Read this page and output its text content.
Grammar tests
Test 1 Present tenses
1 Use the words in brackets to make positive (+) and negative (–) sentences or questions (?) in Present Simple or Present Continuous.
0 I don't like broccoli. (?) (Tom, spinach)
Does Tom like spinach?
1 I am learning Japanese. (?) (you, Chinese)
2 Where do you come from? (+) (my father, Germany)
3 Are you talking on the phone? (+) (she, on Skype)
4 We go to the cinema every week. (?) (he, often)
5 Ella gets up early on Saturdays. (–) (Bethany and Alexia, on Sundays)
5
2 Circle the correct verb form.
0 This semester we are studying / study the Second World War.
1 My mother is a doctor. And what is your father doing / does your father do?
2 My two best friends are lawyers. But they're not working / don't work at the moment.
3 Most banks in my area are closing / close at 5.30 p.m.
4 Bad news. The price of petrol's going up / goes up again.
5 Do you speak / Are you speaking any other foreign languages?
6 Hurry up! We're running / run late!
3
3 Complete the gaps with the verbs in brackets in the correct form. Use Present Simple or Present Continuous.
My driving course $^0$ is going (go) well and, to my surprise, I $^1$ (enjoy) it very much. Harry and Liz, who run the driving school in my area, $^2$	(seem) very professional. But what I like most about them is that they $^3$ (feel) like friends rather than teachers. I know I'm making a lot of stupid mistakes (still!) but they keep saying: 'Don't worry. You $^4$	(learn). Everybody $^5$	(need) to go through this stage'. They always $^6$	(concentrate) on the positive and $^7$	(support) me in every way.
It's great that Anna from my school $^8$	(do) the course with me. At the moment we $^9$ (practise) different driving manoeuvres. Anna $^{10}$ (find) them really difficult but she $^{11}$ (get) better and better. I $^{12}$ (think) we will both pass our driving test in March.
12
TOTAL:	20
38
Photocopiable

- [Exercise]:
Take every line from the records above that has the word "Continuous" and copy it.

- [Response below]:
1 Use the words in brackets to make positive (+) and negative (–) sentences or questions (?) in Present Simple or Present Continuous.
3 Complete the gaps with the verbs in brackets in the correct form. Use Present Simple or Present Continuous.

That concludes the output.